Count the lines in the entries below that include the word "Ямало". Give nothing but the number.

————

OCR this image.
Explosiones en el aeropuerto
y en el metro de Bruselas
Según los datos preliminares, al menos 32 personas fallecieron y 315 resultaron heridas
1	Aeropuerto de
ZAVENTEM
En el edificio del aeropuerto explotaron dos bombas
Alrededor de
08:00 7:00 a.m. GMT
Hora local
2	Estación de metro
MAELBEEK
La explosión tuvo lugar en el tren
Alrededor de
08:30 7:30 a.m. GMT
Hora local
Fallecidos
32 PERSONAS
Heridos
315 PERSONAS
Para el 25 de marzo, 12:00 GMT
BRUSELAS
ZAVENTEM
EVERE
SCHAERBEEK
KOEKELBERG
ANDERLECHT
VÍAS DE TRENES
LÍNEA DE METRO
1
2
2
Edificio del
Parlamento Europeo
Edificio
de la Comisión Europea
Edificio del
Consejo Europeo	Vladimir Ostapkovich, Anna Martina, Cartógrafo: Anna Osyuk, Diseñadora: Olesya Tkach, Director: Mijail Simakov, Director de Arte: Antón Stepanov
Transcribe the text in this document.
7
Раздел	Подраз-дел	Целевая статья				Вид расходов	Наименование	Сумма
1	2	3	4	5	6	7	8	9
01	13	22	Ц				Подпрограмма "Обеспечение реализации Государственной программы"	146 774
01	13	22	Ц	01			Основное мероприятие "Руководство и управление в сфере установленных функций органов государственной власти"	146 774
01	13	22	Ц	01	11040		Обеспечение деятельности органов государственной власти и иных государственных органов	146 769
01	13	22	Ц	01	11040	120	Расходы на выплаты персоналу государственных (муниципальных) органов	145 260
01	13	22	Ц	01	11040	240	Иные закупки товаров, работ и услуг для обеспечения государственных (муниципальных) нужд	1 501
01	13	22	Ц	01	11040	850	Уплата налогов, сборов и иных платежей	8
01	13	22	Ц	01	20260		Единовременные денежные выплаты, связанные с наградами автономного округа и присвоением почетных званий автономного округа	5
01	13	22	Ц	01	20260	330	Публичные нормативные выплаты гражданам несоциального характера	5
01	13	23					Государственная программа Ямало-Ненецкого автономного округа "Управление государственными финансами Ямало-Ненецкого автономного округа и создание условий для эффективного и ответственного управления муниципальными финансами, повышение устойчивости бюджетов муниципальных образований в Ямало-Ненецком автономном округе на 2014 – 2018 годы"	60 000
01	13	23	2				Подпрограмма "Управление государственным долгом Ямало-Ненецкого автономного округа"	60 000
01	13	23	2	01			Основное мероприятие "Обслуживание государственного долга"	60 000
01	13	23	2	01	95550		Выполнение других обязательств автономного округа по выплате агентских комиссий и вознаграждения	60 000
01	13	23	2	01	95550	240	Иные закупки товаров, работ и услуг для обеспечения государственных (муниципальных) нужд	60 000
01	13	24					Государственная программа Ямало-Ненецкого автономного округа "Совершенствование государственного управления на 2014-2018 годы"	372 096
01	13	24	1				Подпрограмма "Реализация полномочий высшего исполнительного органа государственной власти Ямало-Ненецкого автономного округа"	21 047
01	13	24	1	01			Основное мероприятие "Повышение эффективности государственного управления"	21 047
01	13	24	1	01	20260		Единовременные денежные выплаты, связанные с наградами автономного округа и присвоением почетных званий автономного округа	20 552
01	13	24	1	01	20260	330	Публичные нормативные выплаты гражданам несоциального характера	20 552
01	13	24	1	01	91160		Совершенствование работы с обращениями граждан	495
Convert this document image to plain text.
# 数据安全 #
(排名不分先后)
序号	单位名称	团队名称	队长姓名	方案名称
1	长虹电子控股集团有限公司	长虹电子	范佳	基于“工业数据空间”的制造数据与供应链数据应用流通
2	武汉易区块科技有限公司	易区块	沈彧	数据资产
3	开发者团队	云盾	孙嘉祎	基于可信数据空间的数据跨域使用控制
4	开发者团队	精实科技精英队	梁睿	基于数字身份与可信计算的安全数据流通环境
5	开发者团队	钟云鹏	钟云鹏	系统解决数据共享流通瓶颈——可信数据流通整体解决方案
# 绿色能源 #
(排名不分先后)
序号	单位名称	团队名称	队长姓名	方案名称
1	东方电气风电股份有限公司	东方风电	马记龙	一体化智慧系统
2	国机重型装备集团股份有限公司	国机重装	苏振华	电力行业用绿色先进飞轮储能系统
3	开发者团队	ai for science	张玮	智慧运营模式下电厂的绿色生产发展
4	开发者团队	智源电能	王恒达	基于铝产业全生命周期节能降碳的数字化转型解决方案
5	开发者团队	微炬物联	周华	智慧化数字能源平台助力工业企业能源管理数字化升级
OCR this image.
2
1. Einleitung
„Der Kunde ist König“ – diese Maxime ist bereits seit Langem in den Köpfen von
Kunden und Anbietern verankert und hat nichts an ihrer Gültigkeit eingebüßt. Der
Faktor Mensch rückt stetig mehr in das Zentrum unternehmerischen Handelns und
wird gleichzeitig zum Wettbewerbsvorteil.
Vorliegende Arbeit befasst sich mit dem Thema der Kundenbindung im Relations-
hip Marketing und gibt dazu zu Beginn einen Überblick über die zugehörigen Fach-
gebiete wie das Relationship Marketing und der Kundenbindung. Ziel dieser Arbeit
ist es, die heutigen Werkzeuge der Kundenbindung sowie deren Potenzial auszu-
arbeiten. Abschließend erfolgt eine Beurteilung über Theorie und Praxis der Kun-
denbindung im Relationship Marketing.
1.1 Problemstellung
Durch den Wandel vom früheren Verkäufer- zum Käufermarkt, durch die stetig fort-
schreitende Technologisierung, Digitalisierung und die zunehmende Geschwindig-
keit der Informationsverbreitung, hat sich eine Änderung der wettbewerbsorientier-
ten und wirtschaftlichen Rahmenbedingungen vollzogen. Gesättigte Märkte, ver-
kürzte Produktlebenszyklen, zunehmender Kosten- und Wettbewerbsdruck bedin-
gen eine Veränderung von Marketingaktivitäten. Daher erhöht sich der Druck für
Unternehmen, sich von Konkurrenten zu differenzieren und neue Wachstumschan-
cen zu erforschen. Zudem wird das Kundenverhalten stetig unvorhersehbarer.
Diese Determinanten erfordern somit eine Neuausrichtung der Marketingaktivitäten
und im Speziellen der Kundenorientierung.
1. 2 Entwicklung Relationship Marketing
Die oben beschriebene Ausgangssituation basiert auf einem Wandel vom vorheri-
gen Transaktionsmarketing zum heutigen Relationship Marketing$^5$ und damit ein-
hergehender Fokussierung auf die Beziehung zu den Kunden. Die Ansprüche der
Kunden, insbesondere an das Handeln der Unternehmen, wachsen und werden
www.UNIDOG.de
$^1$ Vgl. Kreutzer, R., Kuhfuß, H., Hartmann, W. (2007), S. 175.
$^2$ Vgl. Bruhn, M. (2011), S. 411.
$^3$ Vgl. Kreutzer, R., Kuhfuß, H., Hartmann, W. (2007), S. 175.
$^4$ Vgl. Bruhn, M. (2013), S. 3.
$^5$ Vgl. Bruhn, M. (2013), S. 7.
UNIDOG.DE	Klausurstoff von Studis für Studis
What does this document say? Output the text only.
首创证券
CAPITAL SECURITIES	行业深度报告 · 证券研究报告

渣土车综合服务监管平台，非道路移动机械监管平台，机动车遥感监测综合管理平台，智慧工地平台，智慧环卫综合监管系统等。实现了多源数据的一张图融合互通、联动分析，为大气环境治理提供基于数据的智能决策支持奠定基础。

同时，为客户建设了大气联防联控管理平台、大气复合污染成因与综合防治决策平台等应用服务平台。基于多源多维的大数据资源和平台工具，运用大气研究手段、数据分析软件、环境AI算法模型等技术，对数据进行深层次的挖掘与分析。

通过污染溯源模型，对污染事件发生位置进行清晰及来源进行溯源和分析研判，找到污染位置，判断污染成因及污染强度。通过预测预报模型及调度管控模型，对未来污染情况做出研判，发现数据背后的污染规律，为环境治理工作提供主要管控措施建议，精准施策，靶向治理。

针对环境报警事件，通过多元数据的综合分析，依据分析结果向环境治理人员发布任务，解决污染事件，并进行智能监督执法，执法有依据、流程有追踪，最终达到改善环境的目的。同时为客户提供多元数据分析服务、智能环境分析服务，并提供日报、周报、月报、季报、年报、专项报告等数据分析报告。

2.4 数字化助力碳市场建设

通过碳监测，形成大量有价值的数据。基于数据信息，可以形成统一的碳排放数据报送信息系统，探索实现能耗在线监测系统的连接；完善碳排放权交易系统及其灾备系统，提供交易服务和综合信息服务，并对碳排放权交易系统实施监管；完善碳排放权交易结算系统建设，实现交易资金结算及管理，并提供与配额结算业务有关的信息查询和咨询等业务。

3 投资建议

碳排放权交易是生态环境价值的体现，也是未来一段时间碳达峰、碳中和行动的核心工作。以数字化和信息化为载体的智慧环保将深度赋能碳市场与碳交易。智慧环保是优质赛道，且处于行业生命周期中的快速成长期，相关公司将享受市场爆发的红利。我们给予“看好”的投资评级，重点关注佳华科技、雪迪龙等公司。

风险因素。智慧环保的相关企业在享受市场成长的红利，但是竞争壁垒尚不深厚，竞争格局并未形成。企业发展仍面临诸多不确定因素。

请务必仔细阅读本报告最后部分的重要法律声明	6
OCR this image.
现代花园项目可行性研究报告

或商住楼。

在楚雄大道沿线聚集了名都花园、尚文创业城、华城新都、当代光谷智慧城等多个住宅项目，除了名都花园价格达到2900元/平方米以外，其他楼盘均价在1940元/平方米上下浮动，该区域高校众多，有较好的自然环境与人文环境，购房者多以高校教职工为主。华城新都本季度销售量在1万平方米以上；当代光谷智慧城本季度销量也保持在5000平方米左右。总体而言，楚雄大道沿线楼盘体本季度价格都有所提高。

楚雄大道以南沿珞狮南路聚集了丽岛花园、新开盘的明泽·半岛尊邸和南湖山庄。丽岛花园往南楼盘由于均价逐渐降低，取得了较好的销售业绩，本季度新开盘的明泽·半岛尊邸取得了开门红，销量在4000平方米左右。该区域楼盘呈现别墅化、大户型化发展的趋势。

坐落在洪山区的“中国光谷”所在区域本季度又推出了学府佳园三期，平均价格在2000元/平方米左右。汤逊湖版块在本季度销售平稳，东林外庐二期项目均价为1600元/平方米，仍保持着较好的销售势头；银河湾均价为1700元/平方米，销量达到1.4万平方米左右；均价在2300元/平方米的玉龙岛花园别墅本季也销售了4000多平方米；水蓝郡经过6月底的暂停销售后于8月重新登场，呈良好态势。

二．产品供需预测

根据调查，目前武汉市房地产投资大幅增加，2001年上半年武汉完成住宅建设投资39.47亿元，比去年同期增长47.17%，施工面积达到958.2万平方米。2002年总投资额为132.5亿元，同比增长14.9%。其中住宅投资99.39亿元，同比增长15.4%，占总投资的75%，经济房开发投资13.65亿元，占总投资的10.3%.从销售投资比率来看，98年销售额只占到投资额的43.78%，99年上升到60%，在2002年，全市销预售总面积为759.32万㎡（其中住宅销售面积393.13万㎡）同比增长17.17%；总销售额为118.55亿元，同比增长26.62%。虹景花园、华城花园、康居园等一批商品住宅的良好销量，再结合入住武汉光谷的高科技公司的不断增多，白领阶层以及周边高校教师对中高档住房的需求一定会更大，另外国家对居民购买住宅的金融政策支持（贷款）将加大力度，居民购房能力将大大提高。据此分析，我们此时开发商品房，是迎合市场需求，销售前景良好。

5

————

» **Output of the task**:
4